### Provided records
----------

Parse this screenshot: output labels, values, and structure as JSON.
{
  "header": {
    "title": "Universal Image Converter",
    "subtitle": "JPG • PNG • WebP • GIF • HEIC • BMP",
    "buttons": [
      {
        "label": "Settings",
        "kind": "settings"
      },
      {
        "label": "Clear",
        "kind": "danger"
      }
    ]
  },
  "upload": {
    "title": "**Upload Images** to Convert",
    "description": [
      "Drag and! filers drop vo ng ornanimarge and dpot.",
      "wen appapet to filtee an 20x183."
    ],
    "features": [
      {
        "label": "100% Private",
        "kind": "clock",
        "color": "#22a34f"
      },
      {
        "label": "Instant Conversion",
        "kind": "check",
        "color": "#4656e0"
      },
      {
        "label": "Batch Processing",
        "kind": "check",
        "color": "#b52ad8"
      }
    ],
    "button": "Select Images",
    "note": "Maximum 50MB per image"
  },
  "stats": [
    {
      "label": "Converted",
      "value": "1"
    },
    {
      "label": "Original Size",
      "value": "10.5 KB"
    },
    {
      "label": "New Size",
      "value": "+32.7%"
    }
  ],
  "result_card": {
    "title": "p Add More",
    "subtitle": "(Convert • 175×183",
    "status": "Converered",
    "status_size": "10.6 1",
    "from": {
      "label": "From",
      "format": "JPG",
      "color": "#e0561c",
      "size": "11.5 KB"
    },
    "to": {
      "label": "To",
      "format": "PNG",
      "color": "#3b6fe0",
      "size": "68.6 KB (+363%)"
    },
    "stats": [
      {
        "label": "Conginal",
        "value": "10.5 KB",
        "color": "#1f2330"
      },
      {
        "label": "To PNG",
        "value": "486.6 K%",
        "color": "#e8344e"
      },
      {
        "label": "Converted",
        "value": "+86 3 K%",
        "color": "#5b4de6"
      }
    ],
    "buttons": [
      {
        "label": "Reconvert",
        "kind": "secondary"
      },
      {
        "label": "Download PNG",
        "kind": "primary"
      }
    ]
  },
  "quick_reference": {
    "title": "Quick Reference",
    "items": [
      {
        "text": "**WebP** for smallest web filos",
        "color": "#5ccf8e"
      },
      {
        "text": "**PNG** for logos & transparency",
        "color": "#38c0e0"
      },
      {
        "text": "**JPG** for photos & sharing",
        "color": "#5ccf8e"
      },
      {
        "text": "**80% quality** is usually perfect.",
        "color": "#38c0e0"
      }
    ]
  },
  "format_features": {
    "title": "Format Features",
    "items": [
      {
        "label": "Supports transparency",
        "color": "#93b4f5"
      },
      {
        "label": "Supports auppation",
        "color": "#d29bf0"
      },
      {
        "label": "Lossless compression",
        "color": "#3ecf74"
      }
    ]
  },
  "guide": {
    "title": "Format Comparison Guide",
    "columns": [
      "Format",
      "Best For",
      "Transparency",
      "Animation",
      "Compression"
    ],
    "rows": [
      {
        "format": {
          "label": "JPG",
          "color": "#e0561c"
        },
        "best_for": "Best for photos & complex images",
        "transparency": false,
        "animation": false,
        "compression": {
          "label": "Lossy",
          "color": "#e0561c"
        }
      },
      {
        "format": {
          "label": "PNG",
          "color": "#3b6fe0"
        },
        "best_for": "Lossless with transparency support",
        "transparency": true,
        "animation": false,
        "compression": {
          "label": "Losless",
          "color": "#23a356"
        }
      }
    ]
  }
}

----------

### What the task requires
Transcribe all the entries, keeping each one exactly as it is.

### Right answer
Parse this screenshot: output labels, values, and structure as JSON.
{
  "header": {
    "title": "Universal Image Converter",
    "subtitle": "JPG • PNG • WebP • GIF • HEIC • BMP",
    "buttons": [
      {
        "label": "Settings",
        "kind": "settings"
      },
      {
        "label": "Clear",
        "kind": "danger"
      }
    ]
  },
  "upload": {
    "title": "**Upload Images** to Convert",
    "description": [
      "Drag and! filers drop vo ng ornanimarge and dpot.",
      "wen appapet to filtee an 20x183."
    ],
    "features": [
      {
        "label": "100% Private",
        "kind": "clock",
        "color": "#22a34f"
      },
      {
        "label": "Instant Conversion",
        "kind": "check",
        "color": "#4656e0"
      },
      {
        "label": "Batch Processing",
        "kind": "check",
        "color": "#b52ad8"
      }
    ],
    "button": "Select Images",
    "note": "Maximum 50MB per image"
  },
  "stats": [
    {
      "label": "Converted",
      "value": "1"
    },
    {
      "label": "Original Size",
      "value": "10.5 KB"
    },
    {
      "label": "New Size",
      "value": "+32.7%"
    }
  ],
  "result_card": {
    "title": "p Add More",
    "subtitle": "(Convert • 175×183",
    "status": "Converered",
    "status_size": "10.6 1",
    "from": {
      "label": "From",
      "format": "JPG",
      "color": "#e0561c",
      "size": "11.5 KB"
    },
    "to": {
      "label": "To",
      "format": "PNG",
      "color": "#3b6fe0",
      "size": "68.6 KB (+363%)"
    },
    "stats": [
      {
        "label": "Conginal",
        "value": "10.5 KB",
        "color": "#1f2330"
      },
      {
        "label": "To PNG",
        "value": "486.6 K%",
        "color": "#e8344e"
      },
      {
        "label": "Converted",
        "value": "+86 3 K%",
        "color": "#5b4de6"
      }
    ],
    "buttons": [
      {
        "label": "Reconvert",
        "kind": "secondary"
      },
      {
        "label": "Download PNG",
        "kind": "primary"
      }
    ]
  },
  "quick_reference": {
    "title": "Quick Reference",
    "items": [
      {
        "text": "**WebP** for smallest web filos",
        "color": "#5ccf8e"
      },
      {
        "text": "**PNG** for logos & transparency",
        "color": "#38c0e0"
      },
      {
        "text": "**JPG** for photos & sharing",
        "color": "#5ccf8e"
      },
      {
        "text": "**80% quality** is usually perfect.",
        "color": "#38c0e0"
      }
    ]
  },
  "format_features": {
    "title": "Format Features",
    "items": [
      {
        "label": "Supports transparency",
        "color": "#93b4f5"
      },
      {
        "label": "Supports auppation",
        "color": "#d29bf0"
      },
      {
        "label": "Lossless compression",
        "color": "#3ecf74"
      }
    ]
  },
  "guide": {
    "title": "Format Comparison Guide",
    "columns": [
      "Format",
      "Best For",
      "Transparency",
      "Animation",
      "Compression"
    ],
    "rows": [
      {
        "format": {
          "label": "JPG",
          "color": "#e0561c"
        },
        "best_for": "Best for photos & complex images",
        "transparency": false,
        "animation": false,
        "compression": {
          "label": "Lossy",
          "color": "#e0561c"
        }
      },
      {
        "format": {
          "label": "PNG",
          "color": "#3b6fe0"
        },
        "best_for": "Lossless with transparency support",
        "transparency": true,
        "animation": false,
        "compression": {
          "label": "Losless",
          "color": "#23a356"
        }
      }
    ]
  }
}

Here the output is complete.